— BEGIN Data provided —

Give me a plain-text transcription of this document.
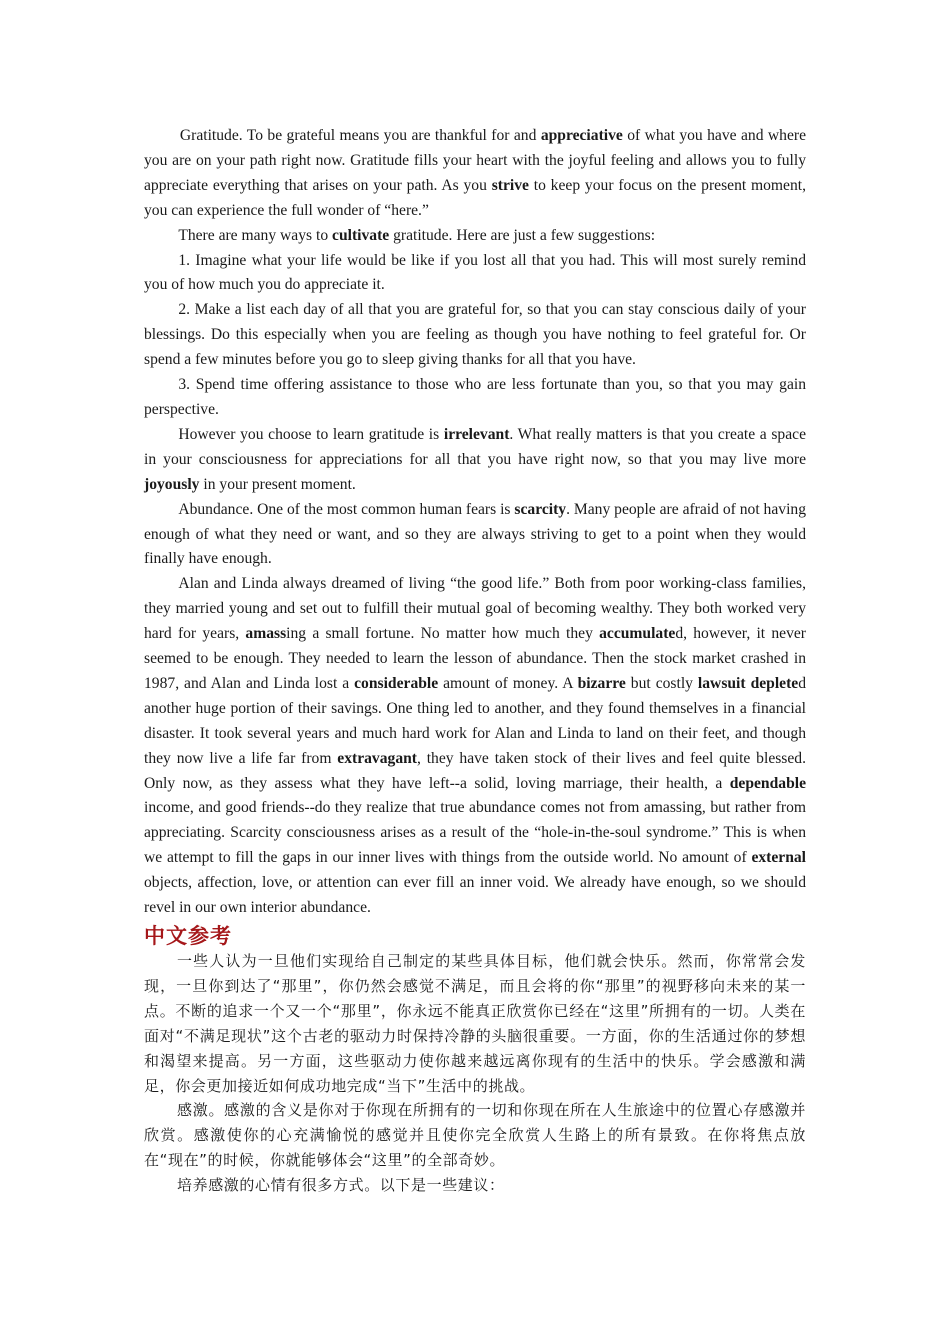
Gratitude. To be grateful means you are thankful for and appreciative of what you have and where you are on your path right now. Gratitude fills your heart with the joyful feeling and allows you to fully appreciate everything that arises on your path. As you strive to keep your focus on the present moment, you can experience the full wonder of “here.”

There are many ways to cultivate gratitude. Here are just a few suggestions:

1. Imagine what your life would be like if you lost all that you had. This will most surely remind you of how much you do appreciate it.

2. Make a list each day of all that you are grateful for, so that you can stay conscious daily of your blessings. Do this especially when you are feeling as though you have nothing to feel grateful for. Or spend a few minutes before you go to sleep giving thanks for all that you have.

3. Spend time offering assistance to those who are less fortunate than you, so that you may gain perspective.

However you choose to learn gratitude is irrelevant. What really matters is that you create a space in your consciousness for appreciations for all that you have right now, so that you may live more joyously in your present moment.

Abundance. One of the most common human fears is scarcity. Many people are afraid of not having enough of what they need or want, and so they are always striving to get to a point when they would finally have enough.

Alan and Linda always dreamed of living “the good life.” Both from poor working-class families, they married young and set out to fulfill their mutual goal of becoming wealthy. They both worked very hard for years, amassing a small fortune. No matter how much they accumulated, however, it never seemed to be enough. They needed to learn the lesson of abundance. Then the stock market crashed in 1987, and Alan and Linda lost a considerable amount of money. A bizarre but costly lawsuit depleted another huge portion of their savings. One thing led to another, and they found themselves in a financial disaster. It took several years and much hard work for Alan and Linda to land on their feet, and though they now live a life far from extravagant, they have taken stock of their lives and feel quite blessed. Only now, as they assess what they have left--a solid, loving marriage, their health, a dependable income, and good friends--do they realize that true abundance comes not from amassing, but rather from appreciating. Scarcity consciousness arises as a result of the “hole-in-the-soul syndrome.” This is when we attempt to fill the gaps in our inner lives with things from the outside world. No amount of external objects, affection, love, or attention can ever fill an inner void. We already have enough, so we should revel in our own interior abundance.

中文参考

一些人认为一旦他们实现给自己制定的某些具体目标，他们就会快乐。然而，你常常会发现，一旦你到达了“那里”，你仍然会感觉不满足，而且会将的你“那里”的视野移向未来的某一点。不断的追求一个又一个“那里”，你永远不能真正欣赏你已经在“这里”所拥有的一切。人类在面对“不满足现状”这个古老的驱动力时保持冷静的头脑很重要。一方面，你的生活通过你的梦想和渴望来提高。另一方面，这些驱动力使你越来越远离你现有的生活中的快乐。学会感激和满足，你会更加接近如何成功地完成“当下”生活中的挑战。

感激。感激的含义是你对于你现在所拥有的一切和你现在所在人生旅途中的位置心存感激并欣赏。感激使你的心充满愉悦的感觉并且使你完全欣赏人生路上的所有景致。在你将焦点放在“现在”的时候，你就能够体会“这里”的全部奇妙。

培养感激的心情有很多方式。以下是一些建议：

— END Data provided —
— BEGIN Data provided —

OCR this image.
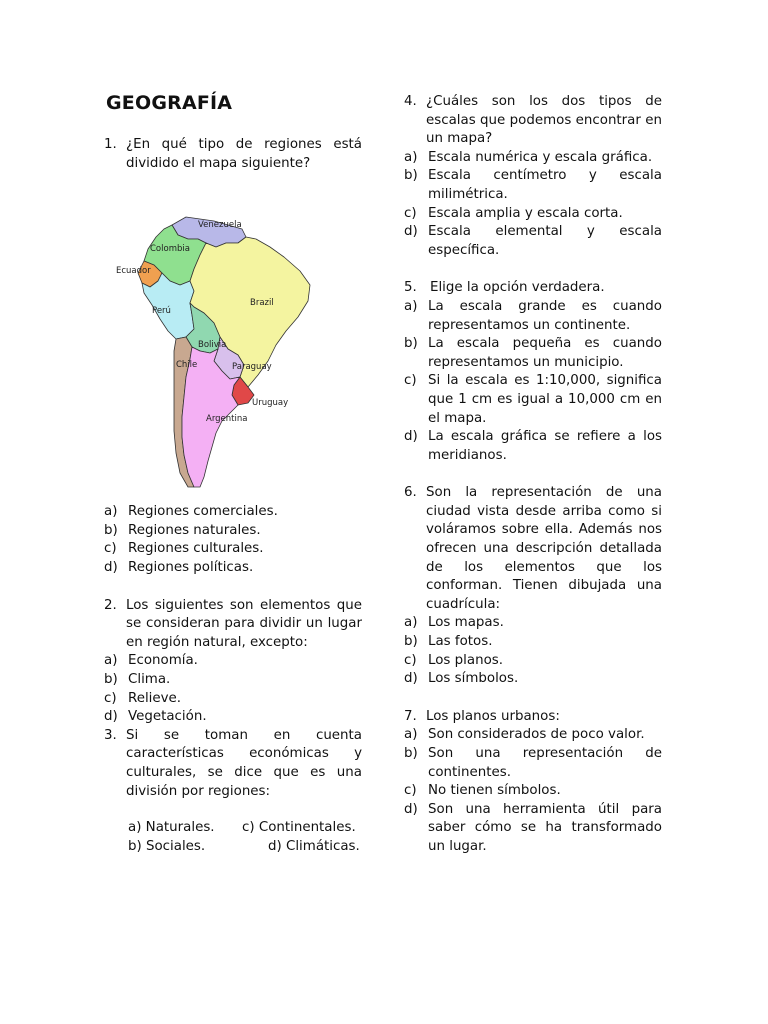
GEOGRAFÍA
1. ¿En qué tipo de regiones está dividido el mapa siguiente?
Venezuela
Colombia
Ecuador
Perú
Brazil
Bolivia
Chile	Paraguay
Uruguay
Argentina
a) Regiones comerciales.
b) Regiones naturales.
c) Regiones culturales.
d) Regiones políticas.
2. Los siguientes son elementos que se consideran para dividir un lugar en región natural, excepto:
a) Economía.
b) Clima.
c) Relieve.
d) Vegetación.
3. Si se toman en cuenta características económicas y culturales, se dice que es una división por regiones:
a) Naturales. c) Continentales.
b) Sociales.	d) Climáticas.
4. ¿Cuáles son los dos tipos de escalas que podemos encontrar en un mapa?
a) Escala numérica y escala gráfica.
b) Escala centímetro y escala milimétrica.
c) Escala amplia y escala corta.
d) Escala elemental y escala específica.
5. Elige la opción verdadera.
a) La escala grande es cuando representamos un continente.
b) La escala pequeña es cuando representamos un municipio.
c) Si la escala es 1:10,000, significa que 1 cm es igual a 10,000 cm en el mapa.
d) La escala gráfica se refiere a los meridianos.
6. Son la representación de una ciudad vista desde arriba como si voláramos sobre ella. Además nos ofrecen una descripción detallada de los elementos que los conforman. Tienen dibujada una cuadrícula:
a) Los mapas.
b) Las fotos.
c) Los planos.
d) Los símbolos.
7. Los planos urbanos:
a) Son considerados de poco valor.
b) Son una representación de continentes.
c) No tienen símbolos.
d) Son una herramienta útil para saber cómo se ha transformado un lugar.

— END Data provided —

### What is asked
Which lines include the word "most"? Copy every one of them.

### Final result
1. Imagine what your life would be like if you lost all that you had. This will most surely remind you of how much you do appreciate it.
Abundance. One of the most common human fears is scarcity. Many people are afraid of not having enough of what they need or want, and so they are always striving to get to a point when they would finally have enough.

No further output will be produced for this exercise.